> **RECORD LIST**

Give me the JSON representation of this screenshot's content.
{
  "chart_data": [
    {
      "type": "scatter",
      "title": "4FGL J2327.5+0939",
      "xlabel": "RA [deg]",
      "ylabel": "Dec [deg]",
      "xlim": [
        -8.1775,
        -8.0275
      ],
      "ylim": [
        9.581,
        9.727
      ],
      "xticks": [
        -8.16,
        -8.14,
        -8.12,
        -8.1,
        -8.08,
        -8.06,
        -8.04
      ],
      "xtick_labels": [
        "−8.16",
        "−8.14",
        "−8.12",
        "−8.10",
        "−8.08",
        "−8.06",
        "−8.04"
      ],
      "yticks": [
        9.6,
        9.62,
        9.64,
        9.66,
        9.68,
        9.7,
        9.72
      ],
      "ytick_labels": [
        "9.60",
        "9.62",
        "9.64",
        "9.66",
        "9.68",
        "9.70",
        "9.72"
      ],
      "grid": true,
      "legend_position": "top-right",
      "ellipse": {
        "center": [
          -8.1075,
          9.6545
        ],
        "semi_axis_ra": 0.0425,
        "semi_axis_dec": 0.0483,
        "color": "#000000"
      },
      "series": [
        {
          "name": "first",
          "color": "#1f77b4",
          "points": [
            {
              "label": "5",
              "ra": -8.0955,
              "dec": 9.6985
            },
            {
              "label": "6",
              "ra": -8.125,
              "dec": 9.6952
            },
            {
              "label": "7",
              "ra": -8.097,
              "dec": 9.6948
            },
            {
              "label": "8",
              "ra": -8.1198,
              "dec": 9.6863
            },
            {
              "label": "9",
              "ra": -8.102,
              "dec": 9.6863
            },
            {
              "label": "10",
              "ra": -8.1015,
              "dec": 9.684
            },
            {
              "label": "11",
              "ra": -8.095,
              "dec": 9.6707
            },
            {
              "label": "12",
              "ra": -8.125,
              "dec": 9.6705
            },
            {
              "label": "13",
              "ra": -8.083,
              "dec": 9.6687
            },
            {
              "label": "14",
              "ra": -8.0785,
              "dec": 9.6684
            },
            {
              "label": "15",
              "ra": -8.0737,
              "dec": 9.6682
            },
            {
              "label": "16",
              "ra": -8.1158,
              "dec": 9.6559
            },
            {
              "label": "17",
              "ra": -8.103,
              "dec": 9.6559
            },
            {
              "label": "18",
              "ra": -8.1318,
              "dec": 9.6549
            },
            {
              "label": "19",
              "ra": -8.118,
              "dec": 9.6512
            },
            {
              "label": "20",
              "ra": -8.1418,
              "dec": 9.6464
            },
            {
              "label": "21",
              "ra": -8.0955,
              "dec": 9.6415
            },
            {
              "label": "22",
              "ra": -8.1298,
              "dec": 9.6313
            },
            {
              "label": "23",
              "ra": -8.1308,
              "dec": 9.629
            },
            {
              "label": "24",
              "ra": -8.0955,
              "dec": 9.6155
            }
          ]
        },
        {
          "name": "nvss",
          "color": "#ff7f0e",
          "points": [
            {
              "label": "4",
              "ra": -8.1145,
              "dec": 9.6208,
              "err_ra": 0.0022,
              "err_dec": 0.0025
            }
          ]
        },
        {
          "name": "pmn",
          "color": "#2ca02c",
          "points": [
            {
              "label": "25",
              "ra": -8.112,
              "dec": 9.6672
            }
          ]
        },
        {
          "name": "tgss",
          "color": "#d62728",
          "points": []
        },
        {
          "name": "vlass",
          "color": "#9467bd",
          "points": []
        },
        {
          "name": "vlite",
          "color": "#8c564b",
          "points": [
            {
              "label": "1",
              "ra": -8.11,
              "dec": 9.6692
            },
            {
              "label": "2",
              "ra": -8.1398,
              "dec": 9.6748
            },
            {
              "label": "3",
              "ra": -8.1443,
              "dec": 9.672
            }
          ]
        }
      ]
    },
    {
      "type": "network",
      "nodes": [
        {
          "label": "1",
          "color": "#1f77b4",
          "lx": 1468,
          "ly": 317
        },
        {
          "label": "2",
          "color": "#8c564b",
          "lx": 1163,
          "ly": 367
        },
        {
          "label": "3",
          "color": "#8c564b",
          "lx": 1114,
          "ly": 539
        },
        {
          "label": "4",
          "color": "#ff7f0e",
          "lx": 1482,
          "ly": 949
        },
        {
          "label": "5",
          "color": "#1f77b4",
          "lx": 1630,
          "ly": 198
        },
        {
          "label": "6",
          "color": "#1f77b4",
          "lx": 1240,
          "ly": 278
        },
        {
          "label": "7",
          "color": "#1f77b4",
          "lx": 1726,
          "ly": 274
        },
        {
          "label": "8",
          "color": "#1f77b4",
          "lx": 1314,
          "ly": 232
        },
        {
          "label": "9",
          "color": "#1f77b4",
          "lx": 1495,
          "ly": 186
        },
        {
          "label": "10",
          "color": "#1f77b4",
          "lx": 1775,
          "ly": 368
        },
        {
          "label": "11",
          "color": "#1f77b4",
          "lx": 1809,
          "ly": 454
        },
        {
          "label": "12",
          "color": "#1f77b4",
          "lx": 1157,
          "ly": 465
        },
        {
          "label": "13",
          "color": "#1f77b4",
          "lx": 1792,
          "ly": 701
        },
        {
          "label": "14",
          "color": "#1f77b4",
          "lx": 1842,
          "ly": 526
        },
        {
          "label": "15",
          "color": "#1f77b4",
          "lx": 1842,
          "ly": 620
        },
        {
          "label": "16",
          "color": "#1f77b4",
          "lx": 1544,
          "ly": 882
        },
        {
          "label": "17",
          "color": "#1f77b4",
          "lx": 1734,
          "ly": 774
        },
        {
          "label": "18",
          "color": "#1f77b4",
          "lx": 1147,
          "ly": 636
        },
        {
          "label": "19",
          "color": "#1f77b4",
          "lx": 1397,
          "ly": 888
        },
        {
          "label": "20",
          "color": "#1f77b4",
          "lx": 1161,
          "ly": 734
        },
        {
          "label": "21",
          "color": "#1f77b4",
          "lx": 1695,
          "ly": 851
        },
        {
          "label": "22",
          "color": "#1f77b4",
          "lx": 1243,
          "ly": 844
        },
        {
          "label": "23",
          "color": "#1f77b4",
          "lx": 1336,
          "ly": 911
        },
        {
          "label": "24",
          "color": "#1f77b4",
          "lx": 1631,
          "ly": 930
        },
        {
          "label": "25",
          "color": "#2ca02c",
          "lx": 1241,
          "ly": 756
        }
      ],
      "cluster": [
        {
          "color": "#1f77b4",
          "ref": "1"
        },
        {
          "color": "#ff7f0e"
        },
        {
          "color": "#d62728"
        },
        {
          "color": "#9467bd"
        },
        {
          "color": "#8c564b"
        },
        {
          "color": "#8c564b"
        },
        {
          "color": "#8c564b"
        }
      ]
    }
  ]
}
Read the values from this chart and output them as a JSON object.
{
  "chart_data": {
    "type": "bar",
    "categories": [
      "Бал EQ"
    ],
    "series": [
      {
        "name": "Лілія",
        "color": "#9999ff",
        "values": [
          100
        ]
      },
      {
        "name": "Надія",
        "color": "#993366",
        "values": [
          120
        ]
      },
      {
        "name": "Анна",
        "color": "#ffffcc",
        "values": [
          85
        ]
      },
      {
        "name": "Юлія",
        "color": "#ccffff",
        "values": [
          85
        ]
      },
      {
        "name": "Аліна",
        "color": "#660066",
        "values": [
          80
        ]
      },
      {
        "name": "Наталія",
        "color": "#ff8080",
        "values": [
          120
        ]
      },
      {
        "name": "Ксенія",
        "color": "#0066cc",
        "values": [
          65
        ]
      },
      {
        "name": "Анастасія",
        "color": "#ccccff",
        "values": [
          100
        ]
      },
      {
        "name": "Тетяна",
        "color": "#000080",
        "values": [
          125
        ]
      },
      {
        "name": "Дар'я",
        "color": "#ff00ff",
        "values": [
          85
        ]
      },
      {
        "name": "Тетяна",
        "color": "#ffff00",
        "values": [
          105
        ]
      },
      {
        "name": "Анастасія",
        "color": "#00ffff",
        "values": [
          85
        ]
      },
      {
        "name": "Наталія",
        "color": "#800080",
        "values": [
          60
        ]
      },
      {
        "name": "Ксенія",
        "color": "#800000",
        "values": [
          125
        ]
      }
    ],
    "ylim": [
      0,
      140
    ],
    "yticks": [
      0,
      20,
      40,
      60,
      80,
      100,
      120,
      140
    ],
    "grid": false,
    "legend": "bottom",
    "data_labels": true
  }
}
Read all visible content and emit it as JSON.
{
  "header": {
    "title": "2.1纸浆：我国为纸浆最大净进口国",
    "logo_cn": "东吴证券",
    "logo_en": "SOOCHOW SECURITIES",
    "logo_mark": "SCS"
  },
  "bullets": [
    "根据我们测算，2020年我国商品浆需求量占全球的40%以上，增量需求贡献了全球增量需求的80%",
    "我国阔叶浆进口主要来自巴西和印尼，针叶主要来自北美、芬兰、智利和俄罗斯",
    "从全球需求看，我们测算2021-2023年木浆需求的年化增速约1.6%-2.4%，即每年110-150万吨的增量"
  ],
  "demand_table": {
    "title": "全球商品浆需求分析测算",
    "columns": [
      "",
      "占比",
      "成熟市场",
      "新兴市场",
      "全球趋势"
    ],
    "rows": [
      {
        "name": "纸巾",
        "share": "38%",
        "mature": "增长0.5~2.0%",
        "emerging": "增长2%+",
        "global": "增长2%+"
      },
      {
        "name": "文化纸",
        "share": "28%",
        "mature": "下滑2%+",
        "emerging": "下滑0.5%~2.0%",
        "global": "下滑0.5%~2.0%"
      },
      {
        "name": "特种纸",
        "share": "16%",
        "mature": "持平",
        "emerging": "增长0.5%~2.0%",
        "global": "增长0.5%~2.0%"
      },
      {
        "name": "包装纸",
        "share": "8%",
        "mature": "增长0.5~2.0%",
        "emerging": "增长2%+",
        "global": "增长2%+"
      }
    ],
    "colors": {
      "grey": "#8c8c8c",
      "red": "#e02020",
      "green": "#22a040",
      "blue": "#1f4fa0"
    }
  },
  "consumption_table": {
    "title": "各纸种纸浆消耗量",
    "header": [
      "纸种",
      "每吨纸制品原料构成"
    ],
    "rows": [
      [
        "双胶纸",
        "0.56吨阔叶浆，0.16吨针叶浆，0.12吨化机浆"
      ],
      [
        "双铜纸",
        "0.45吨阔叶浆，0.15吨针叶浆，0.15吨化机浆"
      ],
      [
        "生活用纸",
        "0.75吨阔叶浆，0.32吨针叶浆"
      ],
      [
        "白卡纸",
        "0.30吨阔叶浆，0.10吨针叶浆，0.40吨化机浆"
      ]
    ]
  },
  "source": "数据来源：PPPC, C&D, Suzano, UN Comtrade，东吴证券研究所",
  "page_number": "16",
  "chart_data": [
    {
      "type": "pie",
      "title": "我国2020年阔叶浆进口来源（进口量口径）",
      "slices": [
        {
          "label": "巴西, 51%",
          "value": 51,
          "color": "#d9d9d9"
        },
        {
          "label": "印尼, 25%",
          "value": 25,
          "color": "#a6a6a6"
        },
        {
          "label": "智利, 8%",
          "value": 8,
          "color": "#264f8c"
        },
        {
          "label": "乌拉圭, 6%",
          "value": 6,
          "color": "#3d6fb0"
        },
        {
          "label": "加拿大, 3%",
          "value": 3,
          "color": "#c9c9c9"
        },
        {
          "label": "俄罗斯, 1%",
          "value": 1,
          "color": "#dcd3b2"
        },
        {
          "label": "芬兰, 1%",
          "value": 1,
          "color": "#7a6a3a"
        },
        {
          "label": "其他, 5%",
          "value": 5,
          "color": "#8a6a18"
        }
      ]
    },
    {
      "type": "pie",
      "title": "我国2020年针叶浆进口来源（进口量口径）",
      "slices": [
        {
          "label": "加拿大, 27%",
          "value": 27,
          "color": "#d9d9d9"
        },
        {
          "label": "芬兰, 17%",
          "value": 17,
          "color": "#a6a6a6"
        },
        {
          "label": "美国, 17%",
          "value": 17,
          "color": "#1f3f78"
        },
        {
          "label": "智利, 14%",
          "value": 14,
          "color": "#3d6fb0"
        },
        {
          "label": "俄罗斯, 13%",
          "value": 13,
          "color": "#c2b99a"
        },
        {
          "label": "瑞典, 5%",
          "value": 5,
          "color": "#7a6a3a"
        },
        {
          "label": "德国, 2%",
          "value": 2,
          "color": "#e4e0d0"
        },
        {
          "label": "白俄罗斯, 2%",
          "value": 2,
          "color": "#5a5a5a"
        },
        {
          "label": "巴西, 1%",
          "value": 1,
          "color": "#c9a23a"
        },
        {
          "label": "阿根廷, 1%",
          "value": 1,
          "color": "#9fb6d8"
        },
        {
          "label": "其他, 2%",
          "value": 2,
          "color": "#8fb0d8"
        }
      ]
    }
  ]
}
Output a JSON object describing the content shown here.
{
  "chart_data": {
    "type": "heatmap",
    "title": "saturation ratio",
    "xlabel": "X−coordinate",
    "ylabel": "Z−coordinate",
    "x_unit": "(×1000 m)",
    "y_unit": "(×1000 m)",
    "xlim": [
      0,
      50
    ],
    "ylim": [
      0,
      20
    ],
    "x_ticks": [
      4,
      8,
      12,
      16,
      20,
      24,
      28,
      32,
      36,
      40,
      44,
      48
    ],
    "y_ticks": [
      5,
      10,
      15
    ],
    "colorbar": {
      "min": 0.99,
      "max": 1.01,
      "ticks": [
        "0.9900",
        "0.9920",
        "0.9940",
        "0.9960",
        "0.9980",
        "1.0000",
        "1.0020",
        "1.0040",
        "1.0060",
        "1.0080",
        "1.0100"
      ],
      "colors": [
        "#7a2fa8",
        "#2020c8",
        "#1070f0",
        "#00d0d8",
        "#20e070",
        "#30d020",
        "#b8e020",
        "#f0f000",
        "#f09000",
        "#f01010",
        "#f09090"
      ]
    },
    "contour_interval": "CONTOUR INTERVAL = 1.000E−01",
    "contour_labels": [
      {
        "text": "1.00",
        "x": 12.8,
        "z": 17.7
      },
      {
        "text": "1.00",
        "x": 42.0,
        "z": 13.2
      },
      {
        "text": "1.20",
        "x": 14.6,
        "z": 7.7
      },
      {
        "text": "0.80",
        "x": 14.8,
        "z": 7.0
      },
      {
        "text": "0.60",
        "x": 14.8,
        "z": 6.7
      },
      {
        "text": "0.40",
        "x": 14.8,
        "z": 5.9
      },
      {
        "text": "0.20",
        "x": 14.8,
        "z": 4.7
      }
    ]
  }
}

> **WORK TO COMPLETE**
In the records above, find each line that holds the word "emerging"; copy all such lines.

> **WORKED ANSWER**
        "emerging": "增长2%+",
        "emerging": "下滑0.5%~2.0%",
        "emerging": "增长0.5%~2.0%",
        "emerging": "增长2%+",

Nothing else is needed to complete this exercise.